TASK: Pull out every line in the data that has the string "system" in it.

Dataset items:
--- --- ---

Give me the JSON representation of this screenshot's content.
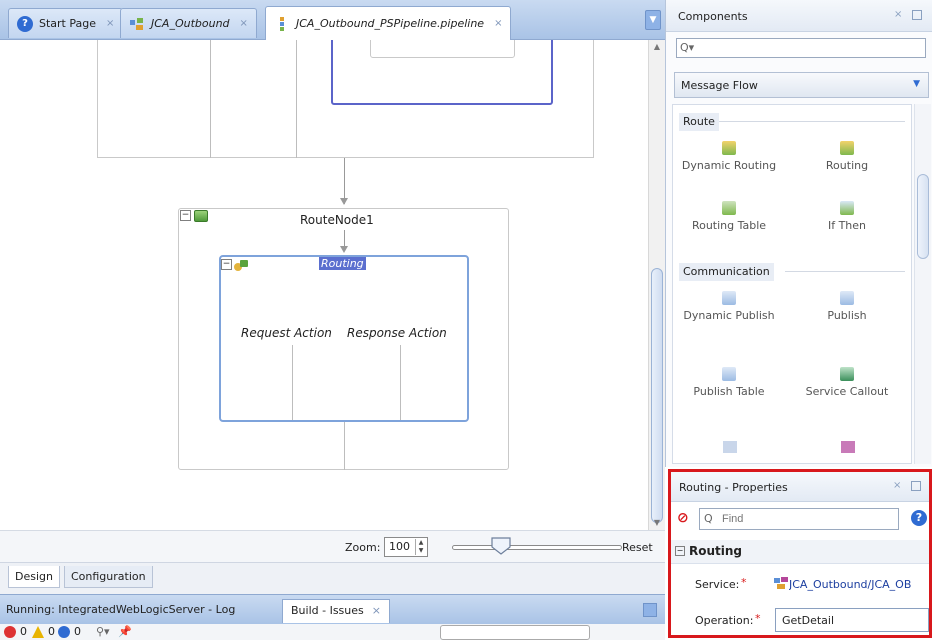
{
  "editor_tabs": [
    {
      "label": "Start Page",
      "icon": "help-icon",
      "close": "×"
    },
    {
      "label": "JCA_Outbound",
      "icon": "service-icon",
      "close": "×"
    },
    {
      "label": "JCA_Outbound_PSPipeline.pipeline",
      "icon": "pipeline-icon",
      "close": "×"
    }
  ],
  "canvas": {
    "route_node_label": "RouteNode1",
    "routing_label": "Routing",
    "request_action": "Request Action",
    "response_action": "Response Action",
    "expand_glyph": "−"
  },
  "zoom": {
    "label": "Zoom:",
    "value": "100",
    "reset": "Reset",
    "level_percent": 100
  },
  "design_tabs": [
    "Design",
    "Configuration"
  ],
  "log_tabs": [
    {
      "label": "Running: IntegratedWebLogicServer - Log"
    },
    {
      "label": "Build - Issues",
      "close": "×"
    }
  ],
  "log_counts": {
    "errors": "0",
    "warnings": "0",
    "infos": "0"
  },
  "components": {
    "title": "Components",
    "search_placeholder": "",
    "category": "Message Flow",
    "sections": [
      {
        "title": "Route",
        "items": [
          "Dynamic Routing",
          "Routing",
          "Routing Table",
          "If Then"
        ]
      },
      {
        "title": "Communication",
        "items": [
          "Dynamic Publish",
          "Publish",
          "Publish Table",
          "Service Callout"
        ]
      }
    ]
  },
  "properties": {
    "title": "Routing - Properties",
    "find_placeholder": "Find",
    "section": "Routing",
    "service_label": "Service:",
    "service_value": "JCA_Outbound/JCA_OB",
    "operation_label": "Operation:",
    "operation_value": "GetDetail"
  },
  "colors": {
    "highlight_border": "#d8181c",
    "routing_border": "#7ea3db",
    "stage_border": "#5b64c9"
  }
}
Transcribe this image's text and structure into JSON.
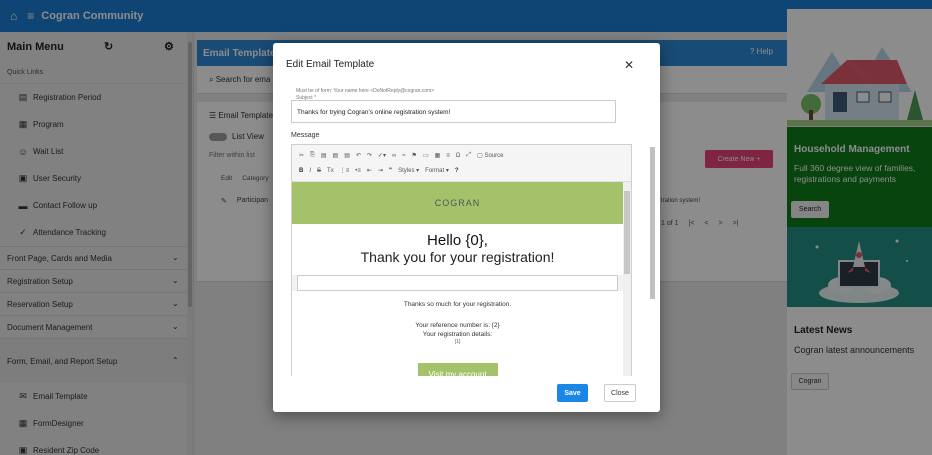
{
  "topbar": {
    "title": "Cogran Community"
  },
  "sidebar": {
    "title": "Main Menu",
    "quick_links": "Quick Links",
    "items": [
      {
        "label": "Registration Period"
      },
      {
        "label": "Program"
      },
      {
        "label": "Wait List"
      },
      {
        "label": "User Security"
      },
      {
        "label": "Contact Follow up"
      },
      {
        "label": "Attendance Tracking"
      }
    ],
    "sections": [
      {
        "label": "Front Page, Cards and Media"
      },
      {
        "label": "Registration Setup"
      },
      {
        "label": "Reservation Setup"
      },
      {
        "label": "Document Management"
      },
      {
        "label": "Form, Email, and Report Setup"
      }
    ],
    "sub_items": [
      {
        "label": "Email Template"
      },
      {
        "label": "FormDesigner"
      },
      {
        "label": "Resident Zip Code"
      }
    ]
  },
  "main": {
    "title": "Email Template",
    "help": "Help",
    "search_placeholder": "Search for ema",
    "panel_title": "Email Template",
    "list_view": "List View",
    "filter": "Filter within list",
    "col_edit": "Edit",
    "col_category": "Category",
    "row_category": "Participan",
    "row_text": "tration system!",
    "create_new": "Create New",
    "pager_text": "1 of 1"
  },
  "modal": {
    "title": "Edit Email Template",
    "hint": "Must be of form: Your name here <DoNotReply@cogran.com>",
    "subject_label": "Subject *",
    "subject_value": "Thanks for trying Cogran's online registration system!",
    "message_label": "Message",
    "toolbar": {
      "source": "Source",
      "styles": "Styles",
      "format": "Format"
    },
    "email": {
      "logo": "COGRAN",
      "hello": "Hello {0},",
      "thanks": "Thank you for your registration!",
      "p1": "Thanks so much for your registration.",
      "p2": "Your reference number is: {2}",
      "p3": "Your registration details:",
      "p4": "{1}",
      "visit": "Visit my account"
    },
    "save": "Save",
    "close": "Close"
  },
  "right": {
    "household_title": "Household Management",
    "household_text": "Full 360 degree view of families, registrations and payments",
    "search_btn": "Search",
    "news_title": "Latest News",
    "news_text": "Cogran latest announcements",
    "news_btn": "Cogran"
  }
}
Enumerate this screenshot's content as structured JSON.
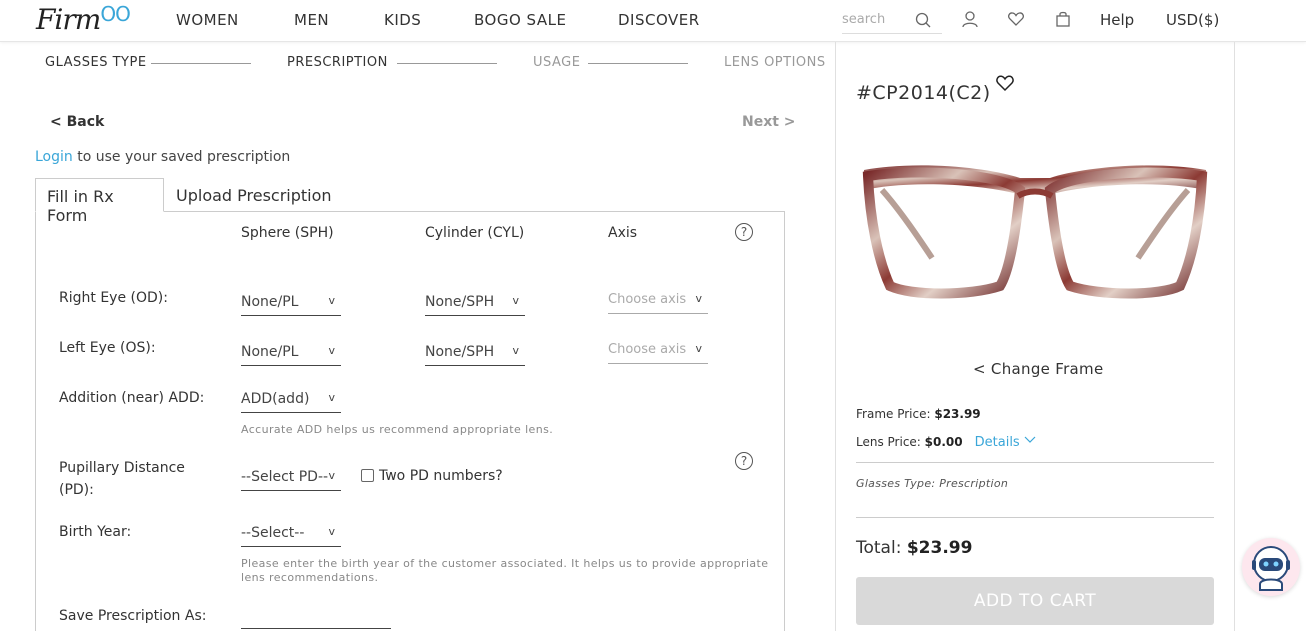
{
  "header": {
    "logo": "Firm",
    "logo_accent": "OO",
    "nav": [
      "WOMEN",
      "MEN",
      "KIDS",
      "BOGO SALE",
      "DISCOVER"
    ],
    "search_placeholder": "search",
    "help": "Help",
    "currency": "USD($)"
  },
  "steps": {
    "glasses_type": "GLASSES TYPE",
    "prescription": "PRESCRIPTION",
    "usage": "USAGE",
    "lens_options": "LENS OPTIONS"
  },
  "nav_buttons": {
    "back": "< Back",
    "next": "Next >"
  },
  "login": {
    "link": "Login",
    "text": " to use your saved prescription"
  },
  "tabs": {
    "fill": "Fill in Rx Form",
    "upload": "Upload Prescription"
  },
  "form": {
    "col_sphere": "Sphere (SPH)",
    "col_cylinder": "Cylinder (CYL)",
    "col_axis": "Axis",
    "help": "?",
    "right_eye": "Right Eye (OD):",
    "left_eye": "Left Eye (OS):",
    "addition": "Addition (near) ADD:",
    "pd_line1": "Pupillary Distance",
    "pd_line2": "(PD):",
    "birth_year": "Birth Year:",
    "save_as": "Save Prescription As:",
    "od_sph": "None/PL",
    "od_cyl": "None/SPH",
    "od_axis": "Choose axis",
    "os_sph": "None/PL",
    "os_cyl": "None/SPH",
    "os_axis": "Choose axis",
    "add_value": "ADD(add)",
    "add_hint": "Accurate ADD helps us recommend appropriate lens.",
    "pd_value": "--Select PD--",
    "two_pd": "Two PD numbers?",
    "birth_value": "--Select--",
    "birth_hint_1": "Please enter the birth year of the customer associated. It helps us to provide appropriate",
    "birth_hint_2": "lens recommendations.",
    "caret": "v"
  },
  "product": {
    "sku": "#CP2014(C2)",
    "change_frame": "< Change Frame",
    "frame_price_label": "Frame Price: ",
    "frame_price": "$23.99",
    "lens_price_label": "Lens Price: ",
    "lens_price": "$0.00",
    "details": "Details",
    "glasses_type": "Glasses Type: Prescription",
    "total_label": "Total: ",
    "total": "$23.99",
    "add_to_cart": "ADD TO CART"
  },
  "colors": {
    "accent": "#3aa6d8",
    "button_disabled": "#d9d9d9"
  }
}
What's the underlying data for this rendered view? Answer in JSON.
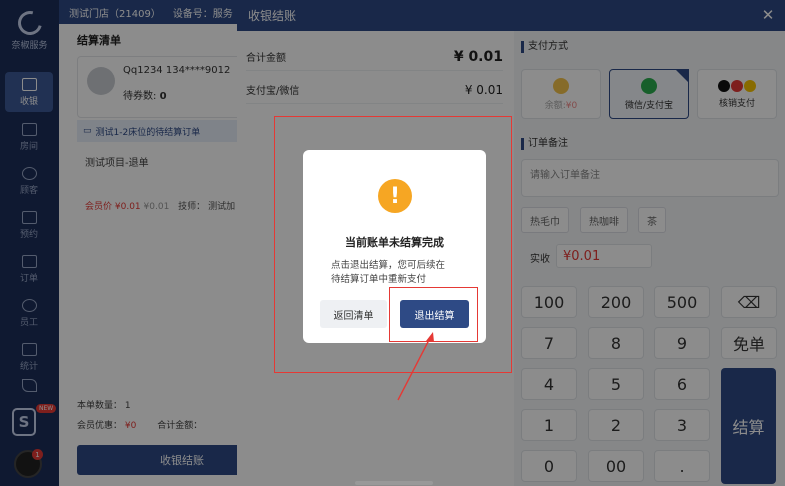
{
  "sidebar": {
    "brand": "奈椒服务",
    "items": [
      {
        "label": "收银"
      },
      {
        "label": "房间"
      },
      {
        "label": "顾客"
      },
      {
        "label": "预约"
      },
      {
        "label": "订单"
      },
      {
        "label": "员工"
      },
      {
        "label": "统计"
      }
    ],
    "app_badge_tag": "NEW",
    "avatar_dot": "1"
  },
  "topbar": {
    "store": "测试门店（21409）",
    "device": "设备号：服务"
  },
  "left_panel": {
    "title": "结算清单",
    "member_name": "Qq1234 134****9012",
    "coupon_label": "待券数:",
    "coupon_count": "0",
    "order_row": "测试1-2床位的待结算订单",
    "item_name": "测试项目-退单",
    "member_price_label": "会员价",
    "member_price": "¥0.01",
    "orig_price": "¥0.01",
    "tech_label": "技师：",
    "tech_name": "测试加",
    "qty_label": "本单数量：",
    "qty": "1",
    "discount_label": "会员优惠：",
    "discount": "¥0",
    "total_label": "合计金额：",
    "settle_btn": "收银结账"
  },
  "drawer": {
    "title": "收银结账",
    "close_glyph": "✕",
    "total_label": "合计金额",
    "total_value": "¥ 0.01",
    "alipay_label": "支付宝/微信",
    "alipay_value": "¥ 0.01",
    "pay_section": "支付方式",
    "pay_methods": [
      {
        "label_prefix": "余额:",
        "label_value": "¥0",
        "icon": "balance-icon"
      },
      {
        "label": "微信/支付宝",
        "icon": "wechat-alipay-icon"
      },
      {
        "label": "核销支付",
        "icon": "coupon-verify-icon"
      }
    ],
    "remark_section": "订单备注",
    "remark_placeholder": "请输入订单备注",
    "quick_tags": [
      "热毛巾",
      "热咖啡",
      "茶"
    ],
    "paid_label": "实收",
    "paid_value": "¥0.01",
    "keypad": [
      "100",
      "200",
      "500",
      "⌫",
      "7",
      "8",
      "9",
      "免单",
      "4",
      "5",
      "6",
      "1",
      "2",
      "3",
      "0",
      "00",
      "."
    ],
    "settle_key": "结算"
  },
  "dialog": {
    "icon_glyph": "!",
    "title": "当前账单未结算完成",
    "msg_line1": "点击退出结算，您可后续在",
    "msg_line2": "待结算订单中重新支付",
    "back_btn": "返回清单",
    "exit_btn": "退出结算"
  },
  "colors": {
    "primary": "#2e4a85",
    "sidebar": "#1c2f5a",
    "warning": "#f6a623",
    "annotation": "#e53935"
  }
}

--- --- ---

RIGHT ANSWER:
    "row_text": "tration system!",
    "subject_value": "Thanks for trying Cogran's online registration system!",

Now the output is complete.